Items listed in a dataset:
------------

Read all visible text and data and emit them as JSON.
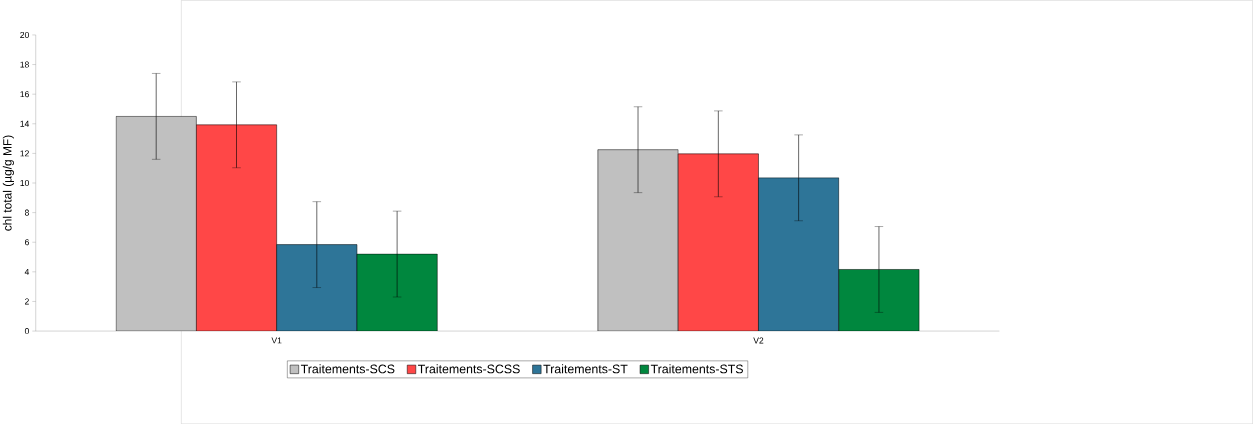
{
  "chart_data": {
    "type": "bar",
    "ylabel": "chl total (µg/g MF)",
    "categories": [
      "V1",
      "V2"
    ],
    "series": [
      {
        "name": "Traitements-SCS",
        "color": "#c0c0c0",
        "values": [
          14.5,
          12.25
        ],
        "errors": [
          2.9,
          2.9
        ]
      },
      {
        "name": "Traitements-SCSS",
        "color": "#ff4747",
        "values": [
          13.93,
          11.97
        ],
        "errors": [
          2.9,
          2.9
        ]
      },
      {
        "name": "Traitements-ST",
        "color": "#2e7598",
        "values": [
          5.84,
          10.35
        ],
        "errors": [
          2.9,
          2.9
        ]
      },
      {
        "name": "Traitements-STS",
        "color": "#00873e",
        "values": [
          5.2,
          4.16
        ],
        "errors": [
          2.9,
          2.9
        ]
      }
    ],
    "ylim": [
      0,
      20
    ],
    "yticks": [
      0,
      2,
      4,
      6,
      8,
      10,
      12,
      14,
      16,
      18,
      20
    ],
    "legend": "bottom"
  }
}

------------

DIRECTIONS FOR THIS TASK:
Every record above should be written out again exactly; the pictures stay out of the copy.

FINISHED ANSWER:
Read all visible text and data and emit them as JSON.
{
  "chart_data": {
    "type": "bar",
    "ylabel": "chl total (µg/g MF)",
    "categories": [
      "V1",
      "V2"
    ],
    "series": [
      {
        "name": "Traitements-SCS",
        "color": "#c0c0c0",
        "values": [
          14.5,
          12.25
        ],
        "errors": [
          2.9,
          2.9
        ]
      },
      {
        "name": "Traitements-SCSS",
        "color": "#ff4747",
        "values": [
          13.93,
          11.97
        ],
        "errors": [
          2.9,
          2.9
        ]
      },
      {
        "name": "Traitements-ST",
        "color": "#2e7598",
        "values": [
          5.84,
          10.35
        ],
        "errors": [
          2.9,
          2.9
        ]
      },
      {
        "name": "Traitements-STS",
        "color": "#00873e",
        "values": [
          5.2,
          4.16
        ],
        "errors": [
          2.9,
          2.9
        ]
      }
    ],
    "ylim": [
      0,
      20
    ],
    "yticks": [
      0,
      2,
      4,
      6,
      8,
      10,
      12,
      14,
      16,
      18,
      20
    ],
    "legend": "bottom"
  }
}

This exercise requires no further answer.